◆ MATERIAL SHOWN
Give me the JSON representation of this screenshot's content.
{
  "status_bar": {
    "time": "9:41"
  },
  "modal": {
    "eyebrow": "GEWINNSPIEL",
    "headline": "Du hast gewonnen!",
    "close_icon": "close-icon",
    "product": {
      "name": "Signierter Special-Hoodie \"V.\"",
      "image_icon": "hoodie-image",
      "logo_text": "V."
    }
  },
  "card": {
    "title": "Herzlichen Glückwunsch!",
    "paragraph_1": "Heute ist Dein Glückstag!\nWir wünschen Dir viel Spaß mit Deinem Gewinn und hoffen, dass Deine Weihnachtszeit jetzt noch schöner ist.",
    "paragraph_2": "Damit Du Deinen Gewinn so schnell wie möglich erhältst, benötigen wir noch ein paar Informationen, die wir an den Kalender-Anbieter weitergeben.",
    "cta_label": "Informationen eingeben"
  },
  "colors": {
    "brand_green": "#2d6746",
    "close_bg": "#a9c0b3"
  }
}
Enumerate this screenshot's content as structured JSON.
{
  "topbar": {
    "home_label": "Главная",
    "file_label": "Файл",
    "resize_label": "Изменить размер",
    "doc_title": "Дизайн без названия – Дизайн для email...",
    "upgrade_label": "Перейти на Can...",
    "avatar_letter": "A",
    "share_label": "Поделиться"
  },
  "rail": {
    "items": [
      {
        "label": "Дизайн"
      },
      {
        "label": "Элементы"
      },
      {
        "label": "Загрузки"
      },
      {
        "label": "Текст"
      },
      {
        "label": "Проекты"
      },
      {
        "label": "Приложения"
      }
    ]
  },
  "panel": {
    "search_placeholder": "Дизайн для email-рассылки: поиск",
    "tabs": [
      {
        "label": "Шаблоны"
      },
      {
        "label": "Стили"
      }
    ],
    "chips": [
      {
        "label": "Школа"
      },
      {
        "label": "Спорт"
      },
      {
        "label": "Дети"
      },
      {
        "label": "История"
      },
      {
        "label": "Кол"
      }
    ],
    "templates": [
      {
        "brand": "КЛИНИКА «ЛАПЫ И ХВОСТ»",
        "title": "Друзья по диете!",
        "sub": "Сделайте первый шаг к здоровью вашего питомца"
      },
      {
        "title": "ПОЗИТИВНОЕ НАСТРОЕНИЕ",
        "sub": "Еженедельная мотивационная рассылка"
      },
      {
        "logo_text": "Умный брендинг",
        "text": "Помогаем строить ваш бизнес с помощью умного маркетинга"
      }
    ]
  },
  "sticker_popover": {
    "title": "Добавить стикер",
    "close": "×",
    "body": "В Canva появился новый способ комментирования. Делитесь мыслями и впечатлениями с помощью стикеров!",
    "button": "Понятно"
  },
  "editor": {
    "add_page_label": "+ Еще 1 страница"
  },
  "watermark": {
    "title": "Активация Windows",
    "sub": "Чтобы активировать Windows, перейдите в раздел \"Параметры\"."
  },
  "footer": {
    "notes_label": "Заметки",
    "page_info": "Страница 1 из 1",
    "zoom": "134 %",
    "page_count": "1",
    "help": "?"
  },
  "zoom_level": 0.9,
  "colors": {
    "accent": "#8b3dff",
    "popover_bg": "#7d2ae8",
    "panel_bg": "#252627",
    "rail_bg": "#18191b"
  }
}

◆ SHORT EXERCISE
Extract from the data every line where "screenshot" shows up.

◆ ANSWER TO THIS TASK
Give me the JSON representation of this screenshot's content.
Enumerate this screenshot's content as structured JSON.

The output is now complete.